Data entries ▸

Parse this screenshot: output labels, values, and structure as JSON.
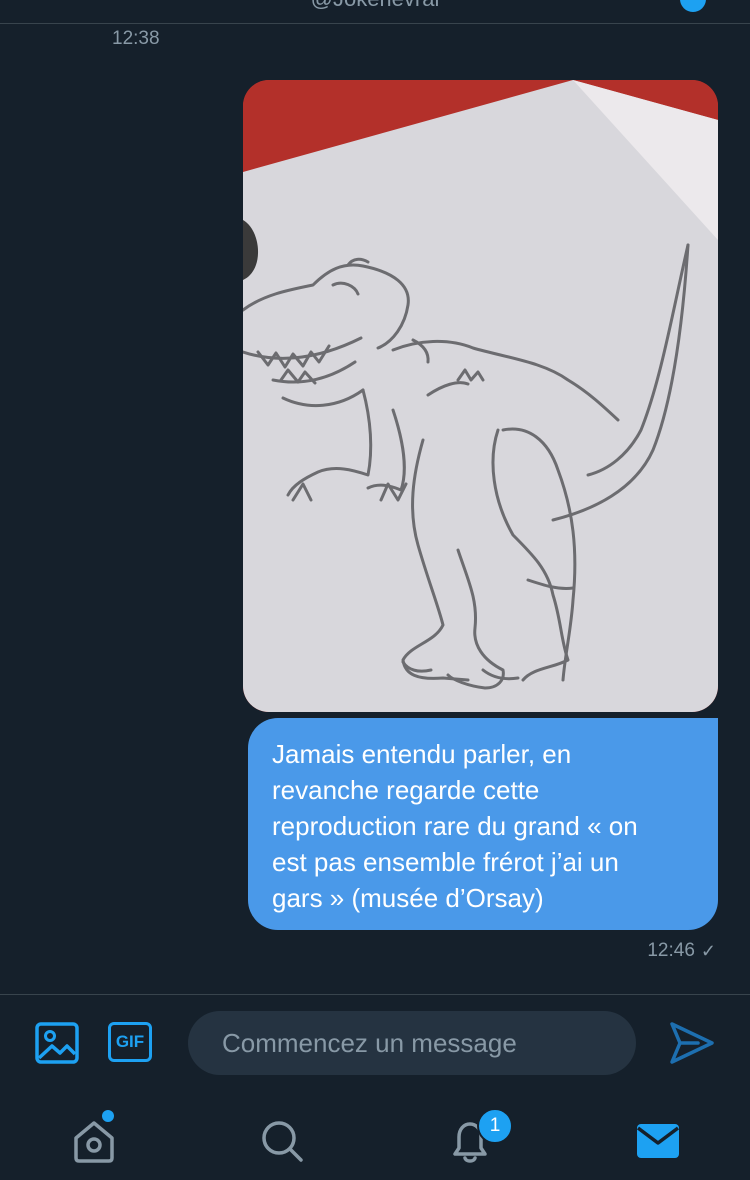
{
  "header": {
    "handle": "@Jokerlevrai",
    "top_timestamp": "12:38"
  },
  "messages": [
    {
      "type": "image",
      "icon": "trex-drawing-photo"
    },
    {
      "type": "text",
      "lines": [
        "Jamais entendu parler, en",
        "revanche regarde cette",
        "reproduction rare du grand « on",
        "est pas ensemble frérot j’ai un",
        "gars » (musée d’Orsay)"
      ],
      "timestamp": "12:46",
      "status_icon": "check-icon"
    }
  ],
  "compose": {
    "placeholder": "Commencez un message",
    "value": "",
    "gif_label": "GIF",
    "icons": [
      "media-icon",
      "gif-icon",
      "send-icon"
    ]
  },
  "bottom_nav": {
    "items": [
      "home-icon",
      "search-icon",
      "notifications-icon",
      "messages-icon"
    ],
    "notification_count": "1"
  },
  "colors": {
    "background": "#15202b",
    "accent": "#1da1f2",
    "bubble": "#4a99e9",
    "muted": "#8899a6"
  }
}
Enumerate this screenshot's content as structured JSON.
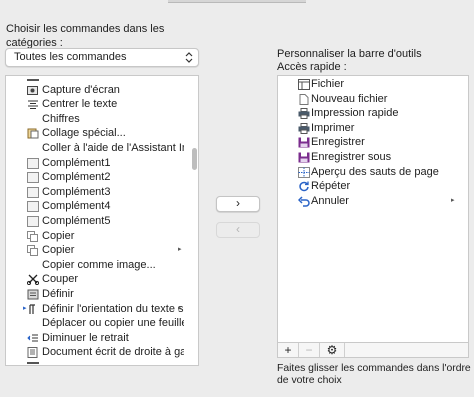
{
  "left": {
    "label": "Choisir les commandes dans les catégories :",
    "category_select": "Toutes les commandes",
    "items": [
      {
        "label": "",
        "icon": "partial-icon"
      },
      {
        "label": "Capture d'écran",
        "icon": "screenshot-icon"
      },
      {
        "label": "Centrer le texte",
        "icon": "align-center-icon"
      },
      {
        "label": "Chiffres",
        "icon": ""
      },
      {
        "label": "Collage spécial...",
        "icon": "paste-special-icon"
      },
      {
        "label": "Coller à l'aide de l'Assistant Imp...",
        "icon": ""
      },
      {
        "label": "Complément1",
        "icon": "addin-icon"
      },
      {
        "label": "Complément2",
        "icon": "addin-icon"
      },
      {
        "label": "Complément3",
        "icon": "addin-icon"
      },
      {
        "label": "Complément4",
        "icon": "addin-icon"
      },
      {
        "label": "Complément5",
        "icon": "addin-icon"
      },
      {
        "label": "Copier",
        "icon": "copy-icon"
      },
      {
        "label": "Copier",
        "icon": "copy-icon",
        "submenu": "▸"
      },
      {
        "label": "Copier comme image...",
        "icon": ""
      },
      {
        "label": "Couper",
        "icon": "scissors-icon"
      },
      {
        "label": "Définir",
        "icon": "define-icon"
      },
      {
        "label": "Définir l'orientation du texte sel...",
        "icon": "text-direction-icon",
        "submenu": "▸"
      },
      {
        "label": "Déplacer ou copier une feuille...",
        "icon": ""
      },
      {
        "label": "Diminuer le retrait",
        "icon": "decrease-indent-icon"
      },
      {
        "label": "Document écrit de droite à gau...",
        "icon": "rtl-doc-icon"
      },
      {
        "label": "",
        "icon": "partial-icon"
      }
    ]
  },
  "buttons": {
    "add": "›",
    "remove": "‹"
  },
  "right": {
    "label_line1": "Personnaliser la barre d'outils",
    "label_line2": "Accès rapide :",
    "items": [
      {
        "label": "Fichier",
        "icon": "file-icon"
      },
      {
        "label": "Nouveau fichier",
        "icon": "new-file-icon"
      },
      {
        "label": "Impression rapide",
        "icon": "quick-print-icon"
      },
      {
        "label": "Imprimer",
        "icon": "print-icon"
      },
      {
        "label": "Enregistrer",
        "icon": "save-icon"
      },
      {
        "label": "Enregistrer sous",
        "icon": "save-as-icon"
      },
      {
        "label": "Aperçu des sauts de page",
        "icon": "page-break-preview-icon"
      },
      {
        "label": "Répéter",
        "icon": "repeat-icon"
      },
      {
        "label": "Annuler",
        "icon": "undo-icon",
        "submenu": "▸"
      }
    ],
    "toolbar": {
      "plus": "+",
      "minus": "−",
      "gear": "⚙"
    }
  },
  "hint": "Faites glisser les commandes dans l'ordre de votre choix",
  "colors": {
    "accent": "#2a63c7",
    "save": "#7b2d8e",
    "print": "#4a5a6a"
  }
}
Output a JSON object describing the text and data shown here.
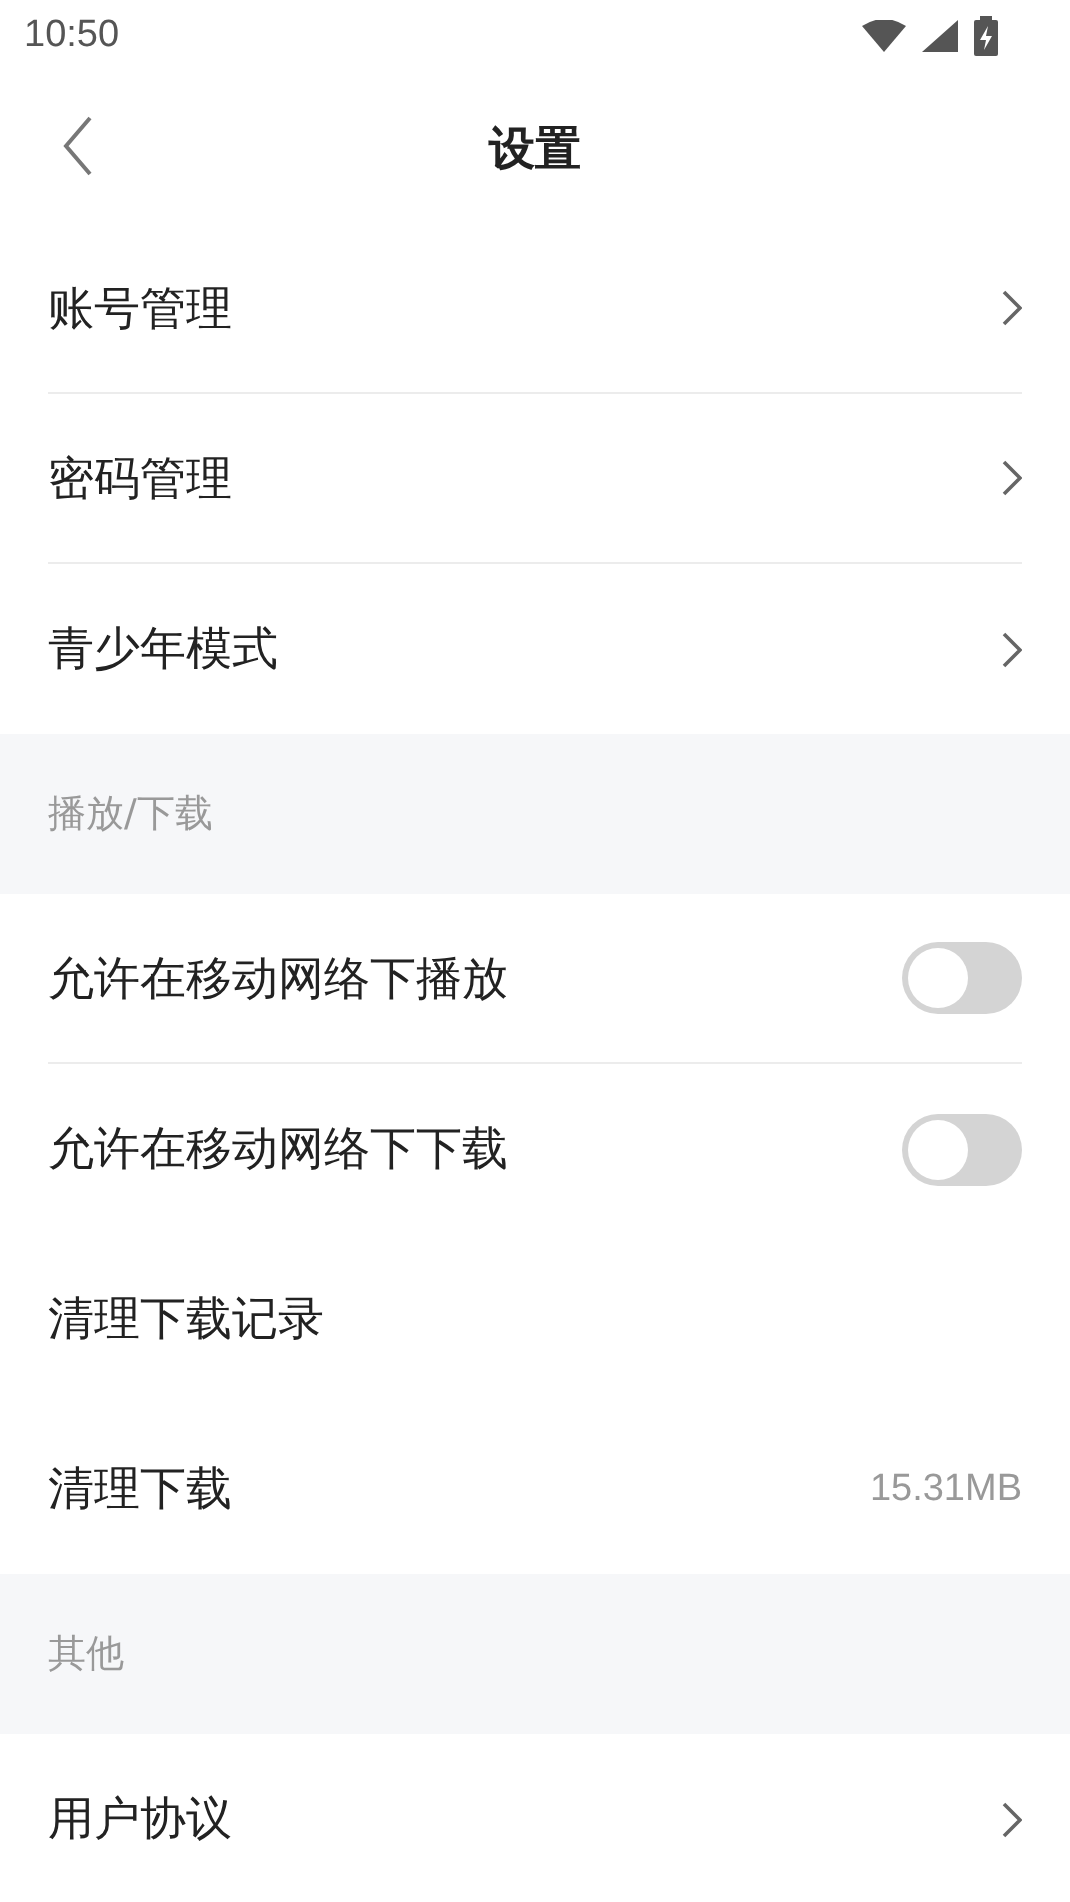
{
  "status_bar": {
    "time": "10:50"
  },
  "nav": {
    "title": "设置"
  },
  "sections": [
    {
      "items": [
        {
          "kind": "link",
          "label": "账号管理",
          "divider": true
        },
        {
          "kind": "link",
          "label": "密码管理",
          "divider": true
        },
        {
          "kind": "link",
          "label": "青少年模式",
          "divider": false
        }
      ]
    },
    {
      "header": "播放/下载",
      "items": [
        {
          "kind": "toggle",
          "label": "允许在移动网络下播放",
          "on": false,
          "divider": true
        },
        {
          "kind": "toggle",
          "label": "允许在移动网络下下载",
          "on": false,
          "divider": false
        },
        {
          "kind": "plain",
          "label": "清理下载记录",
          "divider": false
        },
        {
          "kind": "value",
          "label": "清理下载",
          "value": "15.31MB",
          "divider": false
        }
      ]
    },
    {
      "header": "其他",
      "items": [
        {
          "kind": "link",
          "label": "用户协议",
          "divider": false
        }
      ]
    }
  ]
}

EXERCISE GOAL ▸ Copy the entries above faithfully and omit every image.

ANSWER FOR THIS EXERCISE ▸
Parse this screenshot: output labels, values, and structure as JSON.
{
  "header": {
    "handle": "@Jokerlevrai",
    "top_timestamp": "12:38"
  },
  "messages": [
    {
      "type": "image",
      "icon": "trex-drawing-photo"
    },
    {
      "type": "text",
      "lines": [
        "Jamais entendu parler, en",
        "revanche regarde cette",
        "reproduction rare du grand « on",
        "est pas ensemble frérot j’ai un",
        "gars » (musée d’Orsay)"
      ],
      "timestamp": "12:46",
      "status_icon": "check-icon"
    }
  ],
  "compose": {
    "placeholder": "Commencez un message",
    "value": "",
    "gif_label": "GIF",
    "icons": [
      "media-icon",
      "gif-icon",
      "send-icon"
    ]
  },
  "bottom_nav": {
    "items": [
      "home-icon",
      "search-icon",
      "notifications-icon",
      "messages-icon"
    ],
    "notification_count": "1"
  },
  "colors": {
    "background": "#15202b",
    "accent": "#1da1f2",
    "bubble": "#4a99e9",
    "muted": "#8899a6"
  }
}
Enumerate this screenshot's content as structured JSON.
{
  "left": {
    "label": "Choisir les commandes dans les catégories :",
    "category_select": "Toutes les commandes",
    "items": [
      {
        "label": "",
        "icon": "partial-icon"
      },
      {
        "label": "Capture d'écran",
        "icon": "screenshot-icon"
      },
      {
        "label": "Centrer le texte",
        "icon": "align-center-icon"
      },
      {
        "label": "Chiffres",
        "icon": ""
      },
      {
        "label": "Collage spécial...",
        "icon": "paste-special-icon"
      },
      {
        "label": "Coller à l'aide de l'Assistant Imp...",
        "icon": ""
      },
      {
        "label": "Complément1",
        "icon": "addin-icon"
      },
      {
        "label": "Complément2",
        "icon": "addin-icon"
      },
      {
        "label": "Complément3",
        "icon": "addin-icon"
      },
      {
        "label": "Complément4",
        "icon": "addin-icon"
      },
      {
        "label": "Complément5",
        "icon": "addin-icon"
      },
      {
        "label": "Copier",
        "icon": "copy-icon"
      },
      {
        "label": "Copier",
        "icon": "copy-icon",
        "submenu": "▸"
      },
      {
        "label": "Copier comme image...",
        "icon": ""
      },
      {
        "label": "Couper",
        "icon": "scissors-icon"
      },
      {
        "label": "Définir",
        "icon": "define-icon"
      },
      {
        "label": "Définir l'orientation du texte sel...",
        "icon": "text-direction-icon",
        "submenu": "▸"
      },
      {
        "label": "Déplacer ou copier une feuille...",
        "icon": ""
      },
      {
        "label": "Diminuer le retrait",
        "icon": "decrease-indent-icon"
      },
      {
        "label": "Document écrit de droite à gau...",
        "icon": "rtl-doc-icon"
      },
      {
        "label": "",
        "icon": "partial-icon"
      }
    ]
  },
  "buttons": {
    "add": "›",
    "remove": "‹"
  },
  "right": {
    "label_line1": "Personnaliser la barre d'outils",
    "label_line2": "Accès rapide :",
    "items": [
      {
        "label": "Fichier",
        "icon": "file-icon"
      },
      {
        "label": "Nouveau fichier",
        "icon": "new-file-icon"
      },
      {
        "label": "Impression rapide",
        "icon": "quick-print-icon"
      },
      {
        "label": "Imprimer",
        "icon": "print-icon"
      },
      {
        "label": "Enregistrer",
        "icon": "save-icon"
      },
      {
        "label": "Enregistrer sous",
        "icon": "save-as-icon"
      },
      {
        "label": "Aperçu des sauts de page",
        "icon": "page-break-preview-icon"
      },
      {
        "label": "Répéter",
        "icon": "repeat-icon"
      },
      {
        "label": "Annuler",
        "icon": "undo-icon",
        "submenu": "▸"
      }
    ],
    "toolbar": {
      "plus": "+",
      "minus": "−",
      "gear": "⚙"
    }
  },
  "hint": "Faites glisser les commandes dans l'ordre de votre choix",
  "colors": {
    "accent": "#2a63c7",
    "save": "#7b2d8e",
    "print": "#4a5a6a"
  }
}
Output a JSON object describing the text and data shown here.
{
  "status_bar": {
    "time": "10:50"
  },
  "nav": {
    "title": "设置"
  },
  "sections": [
    {
      "items": [
        {
          "kind": "link",
          "label": "账号管理",
          "divider": true
        },
        {
          "kind": "link",
          "label": "密码管理",
          "divider": true
        },
        {
          "kind": "link",
          "label": "青少年模式",
          "divider": false
        }
      ]
    },
    {
      "header": "播放/下载",
      "items": [
        {
          "kind": "toggle",
          "label": "允许在移动网络下播放",
          "on": false,
          "divider": true
        },
        {
          "kind": "toggle",
          "label": "允许在移动网络下下载",
          "on": false,
          "divider": false
        },
        {
          "kind": "plain",
          "label": "清理下载记录",
          "divider": false
        },
        {
          "kind": "value",
          "label": "清理下载",
          "value": "15.31MB",
          "divider": false
        }
      ]
    },
    {
      "header": "其他",
      "items": [
        {
          "kind": "link",
          "label": "用户协议",
          "divider": false
        }
      ]
    }
  ]
}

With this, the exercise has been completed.